(Structured figure records)

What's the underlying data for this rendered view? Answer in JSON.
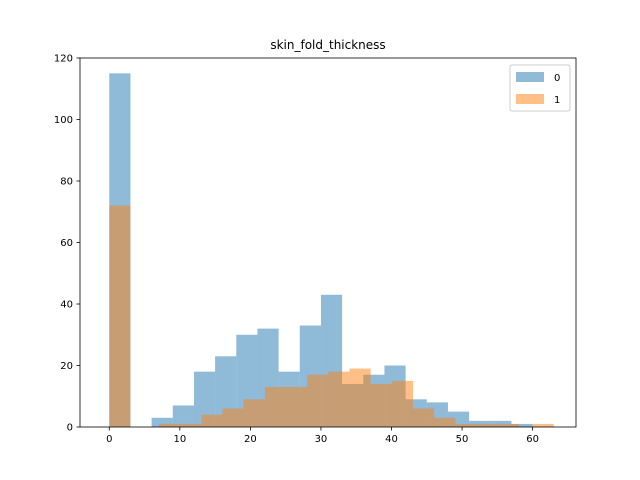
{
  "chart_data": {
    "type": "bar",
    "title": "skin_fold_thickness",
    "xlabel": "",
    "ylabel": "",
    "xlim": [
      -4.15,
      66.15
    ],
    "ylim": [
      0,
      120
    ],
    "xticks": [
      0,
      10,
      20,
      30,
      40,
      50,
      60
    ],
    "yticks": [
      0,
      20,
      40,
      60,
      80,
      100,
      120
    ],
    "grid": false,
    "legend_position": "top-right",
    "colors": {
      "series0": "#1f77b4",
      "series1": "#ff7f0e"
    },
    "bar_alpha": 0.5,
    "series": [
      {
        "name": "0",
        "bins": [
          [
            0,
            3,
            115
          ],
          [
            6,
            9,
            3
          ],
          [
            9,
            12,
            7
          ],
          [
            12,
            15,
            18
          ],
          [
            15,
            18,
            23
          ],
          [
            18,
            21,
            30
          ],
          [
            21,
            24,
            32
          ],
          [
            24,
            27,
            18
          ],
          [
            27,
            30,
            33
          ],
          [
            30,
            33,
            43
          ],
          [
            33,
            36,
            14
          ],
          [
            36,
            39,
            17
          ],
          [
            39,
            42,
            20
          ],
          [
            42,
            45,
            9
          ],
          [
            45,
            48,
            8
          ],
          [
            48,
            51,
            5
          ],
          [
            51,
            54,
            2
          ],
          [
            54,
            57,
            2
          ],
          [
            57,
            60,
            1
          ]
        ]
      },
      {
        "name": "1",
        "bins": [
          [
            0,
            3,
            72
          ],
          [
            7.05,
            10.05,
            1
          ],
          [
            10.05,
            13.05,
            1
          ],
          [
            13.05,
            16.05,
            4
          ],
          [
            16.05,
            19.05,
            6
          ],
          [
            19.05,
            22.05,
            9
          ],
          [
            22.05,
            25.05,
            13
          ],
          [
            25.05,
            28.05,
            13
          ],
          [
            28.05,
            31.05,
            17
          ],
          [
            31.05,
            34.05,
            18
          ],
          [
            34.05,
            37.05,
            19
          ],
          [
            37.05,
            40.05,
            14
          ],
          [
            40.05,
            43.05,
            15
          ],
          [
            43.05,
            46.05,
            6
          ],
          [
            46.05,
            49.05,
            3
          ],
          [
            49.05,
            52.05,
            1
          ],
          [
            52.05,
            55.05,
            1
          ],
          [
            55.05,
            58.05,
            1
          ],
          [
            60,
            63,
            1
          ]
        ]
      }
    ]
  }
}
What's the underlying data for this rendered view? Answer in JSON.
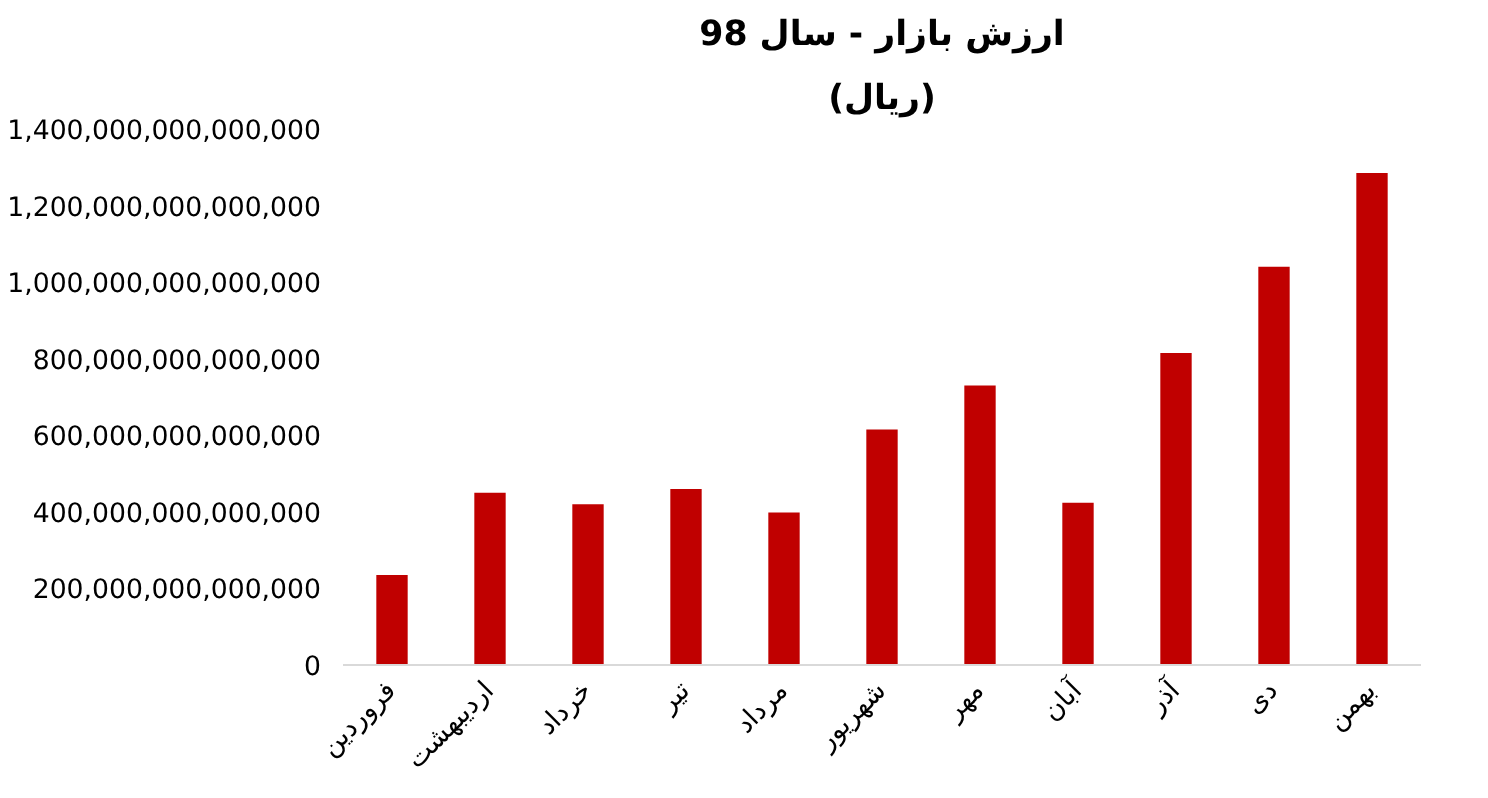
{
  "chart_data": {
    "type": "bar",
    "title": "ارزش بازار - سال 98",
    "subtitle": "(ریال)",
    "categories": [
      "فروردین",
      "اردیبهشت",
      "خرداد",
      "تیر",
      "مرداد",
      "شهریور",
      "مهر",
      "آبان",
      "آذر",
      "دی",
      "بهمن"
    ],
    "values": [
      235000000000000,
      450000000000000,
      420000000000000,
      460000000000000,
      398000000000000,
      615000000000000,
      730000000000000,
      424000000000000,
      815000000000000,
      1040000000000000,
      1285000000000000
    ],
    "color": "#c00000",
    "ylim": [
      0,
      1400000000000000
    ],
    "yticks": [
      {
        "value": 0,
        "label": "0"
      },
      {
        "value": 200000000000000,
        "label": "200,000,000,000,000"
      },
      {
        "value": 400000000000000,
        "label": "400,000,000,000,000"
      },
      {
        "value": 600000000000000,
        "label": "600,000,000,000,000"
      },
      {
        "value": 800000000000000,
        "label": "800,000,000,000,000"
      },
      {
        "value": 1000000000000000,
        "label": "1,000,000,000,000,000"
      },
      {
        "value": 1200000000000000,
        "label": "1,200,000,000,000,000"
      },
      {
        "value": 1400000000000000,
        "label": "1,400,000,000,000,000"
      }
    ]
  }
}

SHORT PROBLEM:
Print all of the entries word for word. Skip any images they contain.

SOLVED PROBLEM:
What's the underlying data for this rendered view? Answer in JSON.
{
  "chart_data": {
    "type": "bar",
    "title": "skin_fold_thickness",
    "xlabel": "",
    "ylabel": "",
    "xlim": [
      -4.15,
      66.15
    ],
    "ylim": [
      0,
      120
    ],
    "xticks": [
      0,
      10,
      20,
      30,
      40,
      50,
      60
    ],
    "yticks": [
      0,
      20,
      40,
      60,
      80,
      100,
      120
    ],
    "grid": false,
    "legend_position": "top-right",
    "colors": {
      "series0": "#1f77b4",
      "series1": "#ff7f0e"
    },
    "bar_alpha": 0.5,
    "series": [
      {
        "name": "0",
        "bins": [
          [
            0,
            3,
            115
          ],
          [
            6,
            9,
            3
          ],
          [
            9,
            12,
            7
          ],
          [
            12,
            15,
            18
          ],
          [
            15,
            18,
            23
          ],
          [
            18,
            21,
            30
          ],
          [
            21,
            24,
            32
          ],
          [
            24,
            27,
            18
          ],
          [
            27,
            30,
            33
          ],
          [
            30,
            33,
            43
          ],
          [
            33,
            36,
            14
          ],
          [
            36,
            39,
            17
          ],
          [
            39,
            42,
            20
          ],
          [
            42,
            45,
            9
          ],
          [
            45,
            48,
            8
          ],
          [
            48,
            51,
            5
          ],
          [
            51,
            54,
            2
          ],
          [
            54,
            57,
            2
          ],
          [
            57,
            60,
            1
          ]
        ]
      },
      {
        "name": "1",
        "bins": [
          [
            0,
            3,
            72
          ],
          [
            7.05,
            10.05,
            1
          ],
          [
            10.05,
            13.05,
            1
          ],
          [
            13.05,
            16.05,
            4
          ],
          [
            16.05,
            19.05,
            6
          ],
          [
            19.05,
            22.05,
            9
          ],
          [
            22.05,
            25.05,
            13
          ],
          [
            25.05,
            28.05,
            13
          ],
          [
            28.05,
            31.05,
            17
          ],
          [
            31.05,
            34.05,
            18
          ],
          [
            34.05,
            37.05,
            19
          ],
          [
            37.05,
            40.05,
            14
          ],
          [
            40.05,
            43.05,
            15
          ],
          [
            43.05,
            46.05,
            6
          ],
          [
            46.05,
            49.05,
            3
          ],
          [
            49.05,
            52.05,
            1
          ],
          [
            52.05,
            55.05,
            1
          ],
          [
            55.05,
            58.05,
            1
          ],
          [
            60,
            63,
            1
          ]
        ]
      }
    ]
  }
}
What's the underlying data for this rendered view? Answer in JSON.
{
  "chart_data": {
    "type": "bar",
    "title": "ارزش بازار - سال 98",
    "subtitle": "(ریال)",
    "categories": [
      "فروردین",
      "اردیبهشت",
      "خرداد",
      "تیر",
      "مرداد",
      "شهریور",
      "مهر",
      "آبان",
      "آذر",
      "دی",
      "بهمن"
    ],
    "values": [
      235000000000000,
      450000000000000,
      420000000000000,
      460000000000000,
      398000000000000,
      615000000000000,
      730000000000000,
      424000000000000,
      815000000000000,
      1040000000000000,
      1285000000000000
    ],
    "color": "#c00000",
    "ylim": [
      0,
      1400000000000000
    ],
    "yticks": [
      {
        "value": 0,
        "label": "0"
      },
      {
        "value": 200000000000000,
        "label": "200,000,000,000,000"
      },
      {
        "value": 400000000000000,
        "label": "400,000,000,000,000"
      },
      {
        "value": 600000000000000,
        "label": "600,000,000,000,000"
      },
      {
        "value": 800000000000000,
        "label": "800,000,000,000,000"
      },
      {
        "value": 1000000000000000,
        "label": "1,000,000,000,000,000"
      },
      {
        "value": 1200000000000000,
        "label": "1,200,000,000,000,000"
      },
      {
        "value": 1400000000000000,
        "label": "1,400,000,000,000,000"
      }
    ]
  }
}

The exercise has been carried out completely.